**DATA LINES**

========================================================================

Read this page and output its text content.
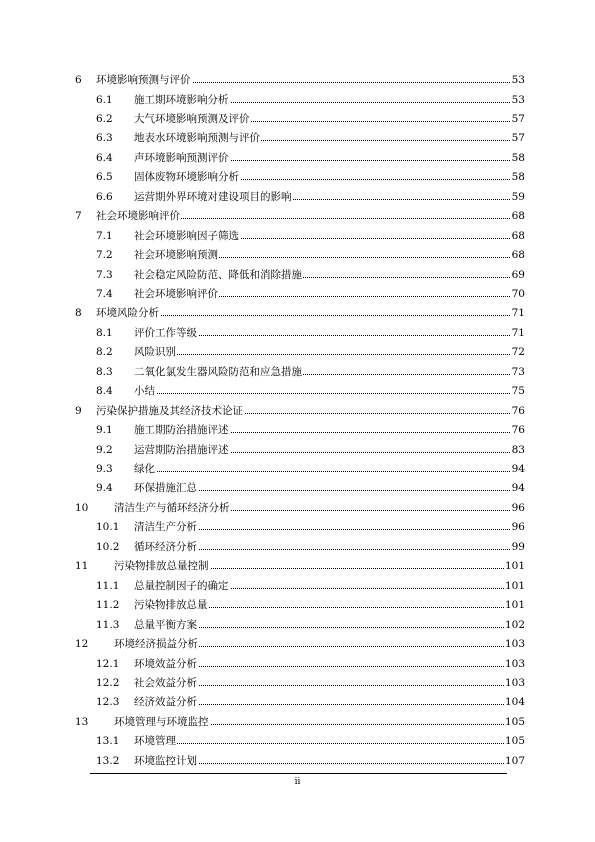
6 环境影响预测与评价	53
6.1 施工期环境影响分析	53
6.2 大气环境影响预测及评价	57
6.3 地表水环境影响预测与评价	57
6.4 声环境影响预测评价	58
6.5 固体废物环境影响分析	58
6.6 运营期外界环境对建设项目的影响	59
7 社会环境影响评价	68
7.1 社会环境影响因子筛选	68
7.2 社会环境影响预测	68
7.3 社会稳定风险防范、降低和消除措施	69
7.4 社会环境影响评价	70
8 环境风险分析	71
8.1 评价工作等级	71
8.2 风险识别	72
8.3 二氧化氯发生器风险防范和应急措施	73
8.4 小结	75
9 污染保护措施及其经济技术论证	76
9.1 施工期防治措施评述	76
9.2 运营期防治措施评述	83
9.3 绿化	94
9.4 环保措施汇总	94
10 清洁生产与循环经济分析	96
10.1 清洁生产分析	96
10.2 循环经济分析	99
11 污染物排放总量控制	101
11.1 总量控制因子的确定	101
11.2 污染物排放总量	101
11.3 总量平衡方案	102
12 环境经济损益分析	103
12.1 环境效益分析	103
12.2 社会效益分析	103
12.3 经济效益分析	104
13 环境管理与环境监控	105
13.1 环境管理	105
13.2 环境监控计划	107
ii
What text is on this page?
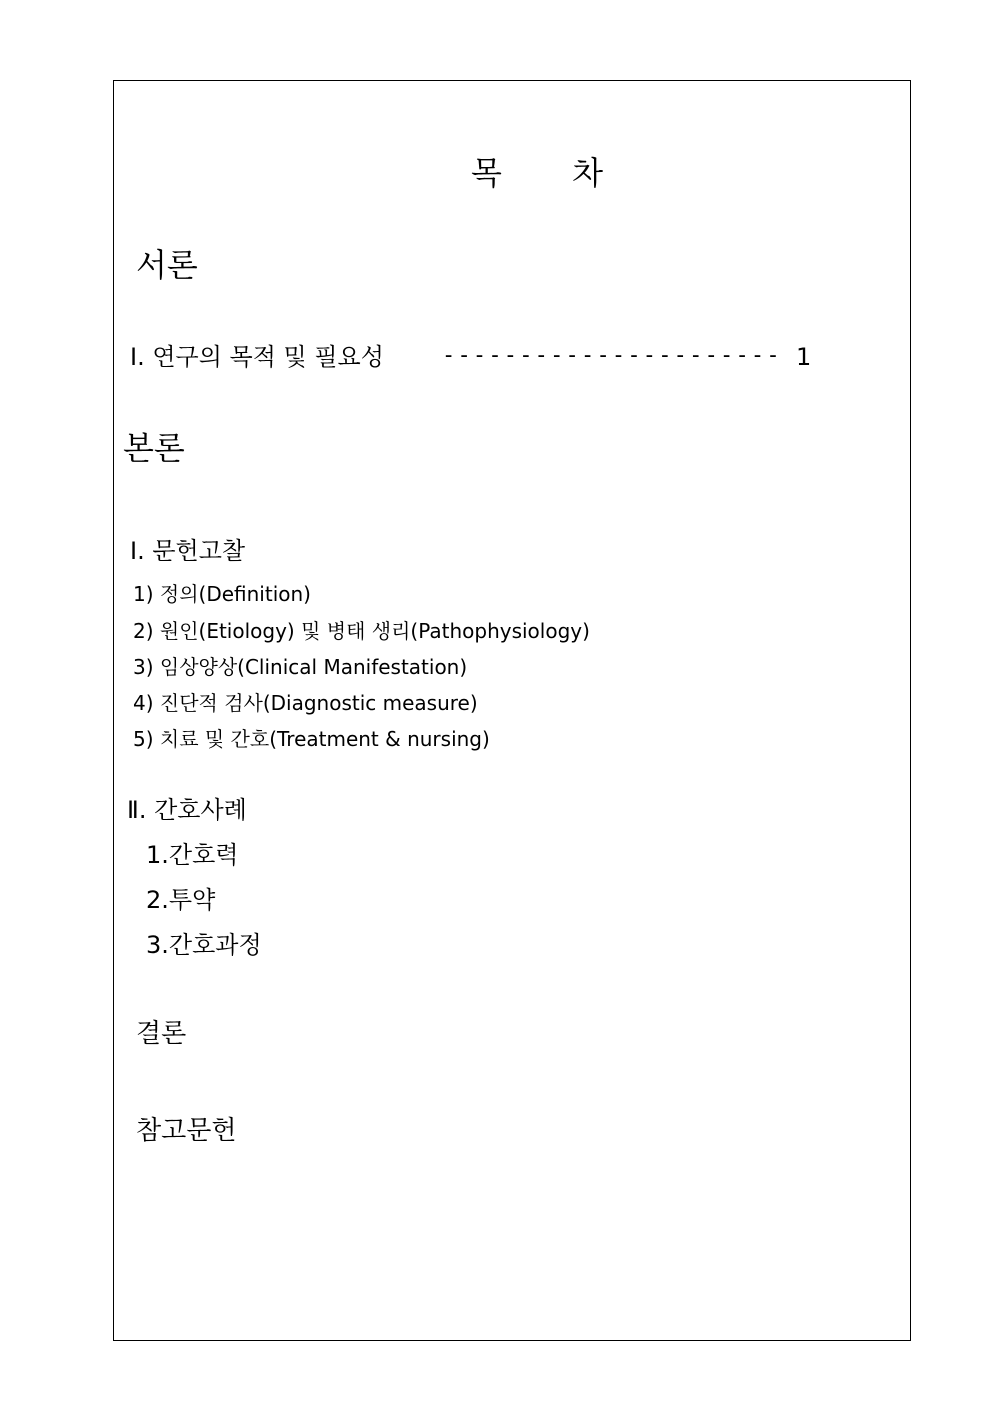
목 차
서론
Ⅰ. 연구의 목적 및 필요성	---------------------- 1
본론
Ⅰ. 문헌고찰
1) 정의(Definition)
2) 원인(Etiology) 및 병태 생리(Pathophysiology)
3) 임상양상(Clinical Manifestation)
4) 진단적 검사(Diagnostic measure)
5) 치료 및 간호(Treatment & nursing)
Ⅱ. 간호사례
1.간호력
2.투약
3.간호과정
결론
참고문헌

========================================================================

**WHAT THE TASK ASKS**
Copy down every line of the entries containing the word "page".

**EXERCISE OUTPUT**
Read this page and output its text content.
What text is on this page?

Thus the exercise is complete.